- STORED RECORDS
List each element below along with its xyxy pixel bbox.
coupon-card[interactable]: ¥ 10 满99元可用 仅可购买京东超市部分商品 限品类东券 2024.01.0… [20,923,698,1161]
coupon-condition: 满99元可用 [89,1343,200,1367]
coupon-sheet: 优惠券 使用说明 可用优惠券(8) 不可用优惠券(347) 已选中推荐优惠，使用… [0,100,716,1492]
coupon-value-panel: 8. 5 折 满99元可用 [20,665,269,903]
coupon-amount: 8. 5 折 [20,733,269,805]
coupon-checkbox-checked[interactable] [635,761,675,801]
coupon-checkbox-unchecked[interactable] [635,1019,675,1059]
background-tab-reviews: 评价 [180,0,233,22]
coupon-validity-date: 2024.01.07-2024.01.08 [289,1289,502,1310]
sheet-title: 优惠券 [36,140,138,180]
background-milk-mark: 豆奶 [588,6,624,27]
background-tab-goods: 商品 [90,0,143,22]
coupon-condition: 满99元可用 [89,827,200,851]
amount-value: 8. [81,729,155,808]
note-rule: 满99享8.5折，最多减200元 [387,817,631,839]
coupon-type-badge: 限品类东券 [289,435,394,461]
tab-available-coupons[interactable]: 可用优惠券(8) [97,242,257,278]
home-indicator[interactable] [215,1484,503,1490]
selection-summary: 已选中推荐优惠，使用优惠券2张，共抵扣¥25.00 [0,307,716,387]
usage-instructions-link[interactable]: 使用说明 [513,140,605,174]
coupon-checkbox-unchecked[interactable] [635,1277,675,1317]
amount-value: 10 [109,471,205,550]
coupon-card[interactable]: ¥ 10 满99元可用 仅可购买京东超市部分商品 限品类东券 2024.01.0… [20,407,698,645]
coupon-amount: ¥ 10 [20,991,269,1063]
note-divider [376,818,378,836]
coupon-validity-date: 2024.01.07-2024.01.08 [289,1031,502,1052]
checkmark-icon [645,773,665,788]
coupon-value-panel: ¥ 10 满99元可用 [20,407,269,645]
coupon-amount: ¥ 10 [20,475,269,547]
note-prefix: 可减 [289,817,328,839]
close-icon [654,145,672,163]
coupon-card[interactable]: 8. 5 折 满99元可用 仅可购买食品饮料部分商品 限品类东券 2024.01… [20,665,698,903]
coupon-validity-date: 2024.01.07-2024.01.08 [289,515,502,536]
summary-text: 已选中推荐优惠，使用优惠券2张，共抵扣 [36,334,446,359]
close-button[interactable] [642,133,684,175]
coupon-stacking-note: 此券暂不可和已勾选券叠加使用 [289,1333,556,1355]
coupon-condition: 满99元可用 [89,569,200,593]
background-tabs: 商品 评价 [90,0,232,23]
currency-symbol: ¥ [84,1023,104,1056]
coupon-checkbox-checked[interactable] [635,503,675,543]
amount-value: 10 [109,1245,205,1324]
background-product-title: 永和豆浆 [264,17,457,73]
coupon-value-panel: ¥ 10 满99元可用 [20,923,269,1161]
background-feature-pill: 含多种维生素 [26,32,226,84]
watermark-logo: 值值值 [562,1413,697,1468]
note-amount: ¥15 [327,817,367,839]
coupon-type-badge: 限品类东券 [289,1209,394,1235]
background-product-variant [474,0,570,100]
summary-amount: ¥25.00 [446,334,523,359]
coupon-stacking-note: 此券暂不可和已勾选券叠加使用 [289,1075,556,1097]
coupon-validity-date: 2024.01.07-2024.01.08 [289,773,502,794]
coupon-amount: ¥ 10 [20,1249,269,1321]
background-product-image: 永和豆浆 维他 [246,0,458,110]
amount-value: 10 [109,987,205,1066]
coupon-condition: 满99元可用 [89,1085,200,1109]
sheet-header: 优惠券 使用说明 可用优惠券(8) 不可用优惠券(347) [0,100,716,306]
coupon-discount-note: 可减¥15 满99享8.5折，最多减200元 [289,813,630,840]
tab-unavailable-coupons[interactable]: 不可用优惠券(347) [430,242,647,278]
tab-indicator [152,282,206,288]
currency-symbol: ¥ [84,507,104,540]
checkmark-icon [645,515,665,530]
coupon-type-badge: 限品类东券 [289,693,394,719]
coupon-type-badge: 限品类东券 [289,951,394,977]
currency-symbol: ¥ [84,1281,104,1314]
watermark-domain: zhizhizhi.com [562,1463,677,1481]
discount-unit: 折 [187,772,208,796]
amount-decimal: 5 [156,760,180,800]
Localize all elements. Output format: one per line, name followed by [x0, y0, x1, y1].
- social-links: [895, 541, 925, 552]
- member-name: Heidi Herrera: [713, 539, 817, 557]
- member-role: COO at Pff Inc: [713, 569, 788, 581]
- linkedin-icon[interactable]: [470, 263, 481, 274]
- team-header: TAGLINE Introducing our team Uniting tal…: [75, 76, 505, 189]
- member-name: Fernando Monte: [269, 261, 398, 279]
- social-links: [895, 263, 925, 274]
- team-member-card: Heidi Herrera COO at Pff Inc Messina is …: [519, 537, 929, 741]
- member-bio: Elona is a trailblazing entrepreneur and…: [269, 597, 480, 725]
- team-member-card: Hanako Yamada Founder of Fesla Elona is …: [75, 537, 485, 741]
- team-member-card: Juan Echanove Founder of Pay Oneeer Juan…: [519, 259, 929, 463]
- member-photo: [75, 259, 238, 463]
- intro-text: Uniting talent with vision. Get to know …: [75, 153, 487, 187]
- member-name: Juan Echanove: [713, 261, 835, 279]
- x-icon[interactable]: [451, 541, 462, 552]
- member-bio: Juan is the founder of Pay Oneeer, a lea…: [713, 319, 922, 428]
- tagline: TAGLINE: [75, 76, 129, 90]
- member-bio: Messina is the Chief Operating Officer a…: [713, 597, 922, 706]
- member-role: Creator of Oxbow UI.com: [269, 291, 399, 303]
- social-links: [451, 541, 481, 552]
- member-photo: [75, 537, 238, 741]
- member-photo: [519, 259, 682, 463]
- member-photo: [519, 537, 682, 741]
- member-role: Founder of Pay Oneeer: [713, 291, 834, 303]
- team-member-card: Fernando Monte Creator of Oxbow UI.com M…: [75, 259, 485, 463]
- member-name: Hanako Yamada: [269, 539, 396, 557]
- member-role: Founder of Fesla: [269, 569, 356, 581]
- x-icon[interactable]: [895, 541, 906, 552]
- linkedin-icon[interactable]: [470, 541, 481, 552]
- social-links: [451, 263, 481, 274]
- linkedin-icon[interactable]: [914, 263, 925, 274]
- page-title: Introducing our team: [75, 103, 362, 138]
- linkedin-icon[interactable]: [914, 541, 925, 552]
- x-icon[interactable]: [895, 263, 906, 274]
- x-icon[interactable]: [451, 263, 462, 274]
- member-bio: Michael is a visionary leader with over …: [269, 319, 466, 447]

- DO THIS
Render every line of the records above as a Markdown table with two columns, Row and Line, where Row numbers each line in order and Line holds its text. Leave out blank lines.

- RESULT OF THIS EXERCISE
| Row | Line |
|---|---|
| 1 | List each element below along with its xyxy pixel bbox. |
| 2 | coupon-card[interactable]: ¥ 10 满99元可用 仅可购买京东超市部分商品 限品类东券 2024.01.0… [20,923,698,1161] |
| 3 | coupon-condition: 满99元可用 [89,1343,200,1367] |
| 4 | coupon-sheet: 优惠券 使用说明 可用优惠券(8) 不可用优惠券(347) 已选中推荐优惠，使用… [0,100,716,1492] |
| 5 | coupon-value-panel: 8. 5 折 满99元可用 [20,665,269,903] |
| 6 | coupon-amount: 8. 5 折 [20,733,269,805] |
| 7 | coupon-checkbox-checked[interactable] [635,761,675,801] |
| 8 | coupon-checkbox-unchecked[interactable] [635,1019,675,1059] |
| 9 | background-tab-reviews: 评价 [180,0,233,22] |
| 10 | coupon-validity-date: 2024.01.07-2024.01.08 [289,1289,502,1310] |
| 11 | sheet-title: 优惠券 [36,140,138,180] |
| 12 | background-milk-mark: 豆奶 [588,6,624,27] |
| 13 | background-tab-goods: 商品 [90,0,143,22] |
| 14 | coupon-condition: 满99元可用 [89,827,200,851] |
| 15 | amount-value: 8. [81,729,155,808] |
| 16 | note-rule: 满99享8.5折，最多减200元 [387,817,631,839] |
| 17 | coupon-type-badge: 限品类东券 [289,435,394,461] |
| 18 | tab-available-coupons[interactable]: 可用优惠券(8) [97,242,257,278] |
| 19 | home-indicator[interactable] [215,1484,503,1490] |
| 20 | selection-summary: 已选中推荐优惠，使用优惠券2张，共抵扣¥25.00 [0,307,716,387] |
| 21 | usage-instructions-link[interactable]: 使用说明 [513,140,605,174] |
| 22 | coupon-checkbox-unchecked[interactable] [635,1277,675,1317] |
| 23 | amount-value: 10 [109,471,205,550] |
| 24 | coupon-card[interactable]: ¥ 10 满99元可用 仅可购买京东超市部分商品 限品类东券 2024.01.0… [20,407,698,645] |
| 25 | coupon-amount: ¥ 10 [20,991,269,1063] |
| 26 | note-divider [376,818,378,836] |
| 27 | coupon-validity-date: 2024.01.07-2024.01.08 [289,1031,502,1052] |
| 28 | checkmark-icon [645,773,665,788] |
| 29 | coupon-value-panel: ¥ 10 满99元可用 [20,407,269,645] |
| 30 | coupon-amount: ¥ 10 [20,475,269,547] |
| 31 | note-prefix: 可减 [289,817,328,839] |
| 32 | close-icon [654,145,672,163] |
| 33 | coupon-card[interactable]: 8. 5 折 满99元可用 仅可购买食品饮料部分商品 限品类东券 2024.01… [20,665,698,903] |
| 34 | coupon-validity-date: 2024.01.07-2024.01.08 [289,515,502,536] |
| 35 | summary-text: 已选中推荐优惠，使用优惠券2张，共抵扣 [36,334,446,359] |
| 36 | close-button[interactable] [642,133,684,175] |
| 37 | coupon-stacking-note: 此券暂不可和已勾选券叠加使用 [289,1333,556,1355] |
| 38 | coupon-condition: 满99元可用 [89,569,200,593] |
| 39 | background-tabs: 商品 评价 [90,0,232,23] |
| 40 | currency-symbol: ¥ [84,1023,104,1056] |
| 41 | coupon-checkbox-checked[interactable] [635,503,675,543] |
| 42 | amount-value: 10 [109,1245,205,1324] |
| 43 | background-product-title: 永和豆浆 [264,17,457,73] |
| 44 | coupon-value-panel: ¥ 10 满99元可用 [20,923,269,1161] |
| 45 | background-feature-pill: 含多种维生素 [26,32,226,84] |
| 46 | watermark-logo: 值值值 [562,1413,697,1468] |
| 47 | note-amount: ¥15 [327,817,367,839] |
| 48 | coupon-type-badge: 限品类东券 [289,1209,394,1235] |
| 49 | background-product-variant [474,0,570,100] |
| 50 | summary-amount: ¥25.00 [446,334,523,359] |
| 51 | coupon-stacking-note: 此券暂不可和已勾选券叠加使用 [289,1075,556,1097] |
| 52 | coupon-validity-date: 2024.01.07-2024.01.08 [289,773,502,794] |
| 53 | coupon-amount: ¥ 10 [20,1249,269,1321] |
| 54 | background-product-image: 永和豆浆 维他 [246,0,458,110] |
| 55 | amount-value: 10 [109,987,205,1066] |
| 56 | coupon-condition: 满99元可用 [89,1085,200,1109] |
| 57 | sheet-header: 优惠券 使用说明 可用优惠券(8) 不可用优惠券(347) [0,100,716,306] |
| 58 | coupon-discount-note: 可减¥15 满99享8.5折，最多减200元 [289,813,630,840] |
| 59 | tab-unavailable-coupons[interactable]: 不可用优惠券(347) [430,242,647,278] |
| 60 | tab-indicator [152,282,206,288] |
| 61 | currency-symbol: ¥ [84,507,104,540] |
| 62 | checkmark-icon [645,515,665,530] |
| 63 | coupon-type-badge: 限品类东券 [289,693,394,719] |
| 64 | coupon-type-badge: 限品类东券 [289,951,394,977] |
| 65 | currency-symbol: ¥ [84,1281,104,1314] |
| 66 | watermark-domain: zhizhizhi.com [562,1463,677,1481] |
| 67 | discount-unit: 折 [187,772,208,796] |
| 68 | amount-decimal: 5 [156,760,180,800] |
| 69 | Localize all elements. Output format: one per line, name followed by [x0, y0, x1, y1]. |
| 70 | - social-links: [895, 541, 925, 552] |
| 71 | - member-name: Heidi Herrera: [713, 539, 817, 557] |
| 72 | - member-role: COO at Pff Inc: [713, 569, 788, 581] |
| 73 | - linkedin-icon[interactable]: [470, 263, 481, 274] |
| 74 | - team-header: TAGLINE Introducing our team Uniting tal…: [75, 76, 505, 189] |
| 75 | - member-name: Fernando Monte: [269, 261, 398, 279] |
| 76 | - social-links: [895, 263, 925, 274] |
| 77 | - team-member-card: Heidi Herrera COO at Pff Inc Messina is …: [519, 537, 929, 741] |
| 78 | - member-bio: Elona is a trailblazing entrepreneur and…: [269, 597, 480, 725] |
| 79 | - team-member-card: Hanako Yamada Founder of Fesla Elona is …: [75, 537, 485, 741] |
| 80 | - team-member-card: Juan Echanove Founder of Pay Oneeer Juan…: [519, 259, 929, 463] |
| 81 | - member-photo: [75, 259, 238, 463] |
| 82 | - intro-text: Uniting talent with vision. Get to know …: [75, 153, 487, 187] |
| 83 | - member-name: Juan Echanove: [713, 261, 835, 279] |
| 84 | - x-icon[interactable]: [451, 541, 462, 552] |
| 85 | - member-bio: Juan is the founder of Pay Oneeer, a lea…: [713, 319, 922, 428] |
| 86 | - tagline: TAGLINE: [75, 76, 129, 90] |
| 87 | - member-bio: Messina is the Chief Operating Officer a…: [713, 597, 922, 706] |
| 88 | - member-role: Creator of Oxbow UI.com: [269, 291, 399, 303] |
| 89 | - social-links: [451, 541, 481, 552] |
| 90 | - member-photo: [75, 537, 238, 741] |
| 91 | - member-photo: [519, 259, 682, 463] |
| 92 | - member-photo: [519, 537, 682, 741] |
| 93 | - member-role: Founder of Pay Oneeer: [713, 291, 834, 303] |
| 94 | - team-member-card: Fernando Monte Creator of Oxbow UI.com M…: [75, 259, 485, 463] |
| 95 | - member-name: Hanako Yamada: [269, 539, 396, 557] |
| 96 | - member-role: Founder of Fesla: [269, 569, 356, 581] |
| 97 | - x-icon[interactable]: [895, 541, 906, 552] |
| 98 | - linkedin-icon[interactable]: [470, 541, 481, 552] |
| 99 | - social-links: [451, 263, 481, 274] |
| 100 | - linkedin-icon[interactable]: [914, 263, 925, 274] |
| 101 | - page-title: Introducing our team: [75, 103, 362, 138] |
| 102 | - linkedin-icon[interactable]: [914, 541, 925, 552] |
| 103 | - x-icon[interactable]: [895, 263, 906, 274] |
| 104 | - x-icon[interactable]: [451, 263, 462, 274] |
| 105 | - member-bio: Michael is a visionary leader with over …: [269, 319, 466, 447] |